> **Task instructions**
A - Give again, from "07-22-2000, 11:03 AM" to "the kayak issue.", the passage of the fishing forum thread below.
B - Using the fishing forum thread below, decide whether each statement agrees with it, and support each yes or no with the deciding words quoted from the thread: (i) The Loon 138T proved fairly easy to cast from. (ii) The owner of the Loon 138T bought it. (iii) Stripping much faster than normal always works on finicky fish.

> **Quoted text**
* BEGIN *

07-21-2000, 03:20 PM
Nothing to add to the comprehensive report but I do have a question for the wise ones out there. We threw every type of fly in our boxes at them using every kind of retrieve we could think of and nothing worked. Any ideas for the next time we encounter such finicky fish?
I love the hard-to-get ones http://188.8.131.52/images/flytalk/Wilk.gif
You'll see me out there trying to figure them out for sure. I have a hunch that the answer is 'calimari', but if not the way the fly is presented could be the key. What color crabs were used?
07-22-2000, 11:03 AM
My thought is that if you tried nearly every size and profile, it could have been the retrieve. Sometimes, when they don't touch anything, I'll try something completely outlandish, like stripping much faster than normal, or, its opposite, not retrieving at all and fishing the fly like chunk bait. Doesn't work all the time, but has worked enough on finicky fish to try once in a while.
07-22-2000, 05:43 PM
What brand and model kayak are you using? This information will help me decide on what I should buy. Thanks for the info.FishHawk
07-22-2000, 05:55 PM
my $ 0.02 on the kayak issue.
Last week I was a shocked recipient of a lovely gift from my family, a Loon 138T. First sea trials indicate that it is a joy to paddle solo due to the ability to locate the forward seat correctly for balance. It tracks well, and suprisingly enough it was fairly easy to cast from. The large opening made getting gear pretty easy. I still need to work out some issues like using a rod holder and paddle storage while fishing. ( suggestions welcome )

* END *

> **Recorded data**

* BEGIN *

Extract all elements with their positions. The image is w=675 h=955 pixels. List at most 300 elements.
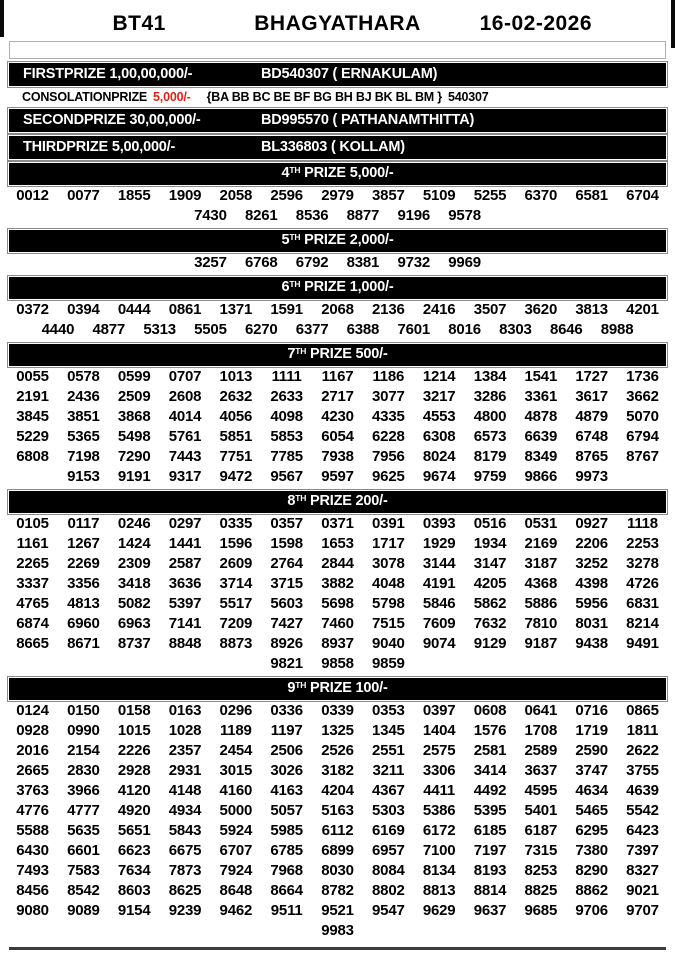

* END *

> **Answers provided**
A -
07-22-2000, 11:03 AM
My thought is that if you tried nearly every size and profile, it could have been the retrieve. Sometimes, when they don't touch anything, I'll try something completely outlandish, like stripping much faster than normal, or, its opposite, not retrieving at all and fishing the fly like chunk bait. Doesn't work all the time, but has worked enough on finicky fish to try once in a while.
07-22-2000, 05:43 PM
What brand and model kayak are you using? This information will help me decide on what I should buy. Thanks for the info.FishHawk
07-22-2000, 05:55 PM
my $ 0.02 on the kayak issue.

B -
(i) Yes: "it was fairly easy to cast from"
(ii) No: "a shocked recipient of a lovely gift from my family"
(iii) No: "Doesn't work all the time"